What the task requires: Look through the entries and report how many lines include the word "name". Give the number alone.

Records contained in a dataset
──────────────────────────────
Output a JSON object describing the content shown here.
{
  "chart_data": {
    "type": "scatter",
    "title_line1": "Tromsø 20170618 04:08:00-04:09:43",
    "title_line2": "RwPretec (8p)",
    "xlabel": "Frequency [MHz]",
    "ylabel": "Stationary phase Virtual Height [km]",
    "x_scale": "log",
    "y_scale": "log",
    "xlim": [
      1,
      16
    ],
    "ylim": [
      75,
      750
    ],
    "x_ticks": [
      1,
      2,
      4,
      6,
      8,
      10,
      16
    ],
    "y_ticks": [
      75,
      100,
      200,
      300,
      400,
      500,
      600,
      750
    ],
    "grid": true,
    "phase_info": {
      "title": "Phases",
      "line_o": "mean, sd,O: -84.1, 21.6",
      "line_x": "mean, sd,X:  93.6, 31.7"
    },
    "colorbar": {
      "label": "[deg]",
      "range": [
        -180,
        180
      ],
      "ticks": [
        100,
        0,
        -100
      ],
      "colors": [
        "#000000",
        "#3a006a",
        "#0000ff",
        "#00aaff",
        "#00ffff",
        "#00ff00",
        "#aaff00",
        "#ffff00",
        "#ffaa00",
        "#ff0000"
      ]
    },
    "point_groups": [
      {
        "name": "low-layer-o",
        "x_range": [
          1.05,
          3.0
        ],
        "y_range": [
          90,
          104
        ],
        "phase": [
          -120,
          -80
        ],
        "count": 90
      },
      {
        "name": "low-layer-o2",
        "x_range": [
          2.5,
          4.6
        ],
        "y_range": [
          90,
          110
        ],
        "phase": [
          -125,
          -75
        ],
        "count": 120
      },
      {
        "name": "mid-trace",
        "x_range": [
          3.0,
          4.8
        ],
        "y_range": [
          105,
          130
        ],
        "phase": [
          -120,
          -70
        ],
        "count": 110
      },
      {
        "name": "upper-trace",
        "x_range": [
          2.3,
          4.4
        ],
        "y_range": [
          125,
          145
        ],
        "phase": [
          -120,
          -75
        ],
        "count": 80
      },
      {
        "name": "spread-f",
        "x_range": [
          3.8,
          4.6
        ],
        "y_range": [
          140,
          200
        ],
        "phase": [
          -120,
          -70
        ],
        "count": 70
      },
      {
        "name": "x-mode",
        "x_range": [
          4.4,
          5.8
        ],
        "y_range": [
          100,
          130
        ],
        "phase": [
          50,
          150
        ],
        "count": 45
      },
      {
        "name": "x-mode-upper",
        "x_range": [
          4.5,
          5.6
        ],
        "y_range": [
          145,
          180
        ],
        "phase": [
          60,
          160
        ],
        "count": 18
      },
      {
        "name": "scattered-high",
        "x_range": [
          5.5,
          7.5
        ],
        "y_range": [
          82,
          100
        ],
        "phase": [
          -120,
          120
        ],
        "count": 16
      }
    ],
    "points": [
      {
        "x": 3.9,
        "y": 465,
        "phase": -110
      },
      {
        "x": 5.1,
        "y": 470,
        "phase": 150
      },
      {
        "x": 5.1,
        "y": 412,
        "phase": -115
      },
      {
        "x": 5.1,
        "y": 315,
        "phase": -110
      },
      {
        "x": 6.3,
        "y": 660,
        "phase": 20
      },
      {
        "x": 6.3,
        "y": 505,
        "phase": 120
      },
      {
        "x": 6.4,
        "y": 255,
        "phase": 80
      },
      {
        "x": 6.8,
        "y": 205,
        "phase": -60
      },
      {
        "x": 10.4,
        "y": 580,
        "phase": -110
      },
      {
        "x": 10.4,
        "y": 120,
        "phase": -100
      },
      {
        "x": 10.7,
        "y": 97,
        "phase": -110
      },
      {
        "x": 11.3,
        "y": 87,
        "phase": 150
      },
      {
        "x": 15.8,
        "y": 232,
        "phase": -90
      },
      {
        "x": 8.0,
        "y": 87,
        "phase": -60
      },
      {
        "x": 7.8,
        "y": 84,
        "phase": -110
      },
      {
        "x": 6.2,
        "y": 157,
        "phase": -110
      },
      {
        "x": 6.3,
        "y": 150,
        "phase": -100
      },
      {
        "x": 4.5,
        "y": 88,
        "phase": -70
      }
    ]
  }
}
──────────────────────────────
Full solution: 8